Data entries
....

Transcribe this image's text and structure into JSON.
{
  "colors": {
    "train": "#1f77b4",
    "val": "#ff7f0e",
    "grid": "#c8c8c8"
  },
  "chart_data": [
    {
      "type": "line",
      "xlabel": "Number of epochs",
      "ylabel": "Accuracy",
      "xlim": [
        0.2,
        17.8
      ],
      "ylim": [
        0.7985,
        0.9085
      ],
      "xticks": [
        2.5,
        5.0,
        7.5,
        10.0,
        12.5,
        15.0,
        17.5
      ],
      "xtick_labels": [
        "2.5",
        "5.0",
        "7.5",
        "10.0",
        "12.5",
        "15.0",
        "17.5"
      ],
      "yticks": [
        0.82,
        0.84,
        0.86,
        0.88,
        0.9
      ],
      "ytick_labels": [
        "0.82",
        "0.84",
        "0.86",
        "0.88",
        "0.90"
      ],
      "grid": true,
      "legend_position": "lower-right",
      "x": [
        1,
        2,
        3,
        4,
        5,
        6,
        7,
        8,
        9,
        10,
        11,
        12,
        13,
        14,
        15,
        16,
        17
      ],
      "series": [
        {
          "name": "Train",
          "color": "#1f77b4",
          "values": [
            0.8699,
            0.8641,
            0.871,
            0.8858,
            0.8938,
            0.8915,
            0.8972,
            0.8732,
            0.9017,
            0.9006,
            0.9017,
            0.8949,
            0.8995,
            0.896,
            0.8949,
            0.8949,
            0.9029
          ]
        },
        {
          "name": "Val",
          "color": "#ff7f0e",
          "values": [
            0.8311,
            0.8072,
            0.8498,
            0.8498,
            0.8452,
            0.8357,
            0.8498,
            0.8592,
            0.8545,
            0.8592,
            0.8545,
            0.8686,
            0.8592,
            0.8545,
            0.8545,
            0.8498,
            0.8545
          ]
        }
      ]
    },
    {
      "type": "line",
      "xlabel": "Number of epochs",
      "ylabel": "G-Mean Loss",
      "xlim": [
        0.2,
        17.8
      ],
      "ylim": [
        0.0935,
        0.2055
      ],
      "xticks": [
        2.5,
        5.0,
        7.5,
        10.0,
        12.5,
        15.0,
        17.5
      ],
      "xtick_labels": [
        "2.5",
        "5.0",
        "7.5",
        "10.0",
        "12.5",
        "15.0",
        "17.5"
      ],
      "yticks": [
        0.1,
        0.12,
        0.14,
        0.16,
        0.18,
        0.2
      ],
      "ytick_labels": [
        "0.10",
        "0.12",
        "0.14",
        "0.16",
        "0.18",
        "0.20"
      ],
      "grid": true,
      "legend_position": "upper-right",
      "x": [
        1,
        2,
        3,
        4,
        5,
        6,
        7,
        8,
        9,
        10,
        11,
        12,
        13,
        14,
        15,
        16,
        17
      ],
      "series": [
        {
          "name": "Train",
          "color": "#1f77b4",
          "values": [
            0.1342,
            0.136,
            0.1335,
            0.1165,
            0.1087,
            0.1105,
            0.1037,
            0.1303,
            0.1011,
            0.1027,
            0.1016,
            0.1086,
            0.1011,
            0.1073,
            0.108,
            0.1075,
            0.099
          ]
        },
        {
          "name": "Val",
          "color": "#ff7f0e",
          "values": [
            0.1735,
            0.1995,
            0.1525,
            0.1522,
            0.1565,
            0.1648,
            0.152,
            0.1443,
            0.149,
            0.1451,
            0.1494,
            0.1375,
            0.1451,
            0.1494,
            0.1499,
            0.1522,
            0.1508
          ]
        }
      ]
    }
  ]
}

....

## Exercise task
Work out how many lines above contain the word "right". Give only the number.

## Finished task
2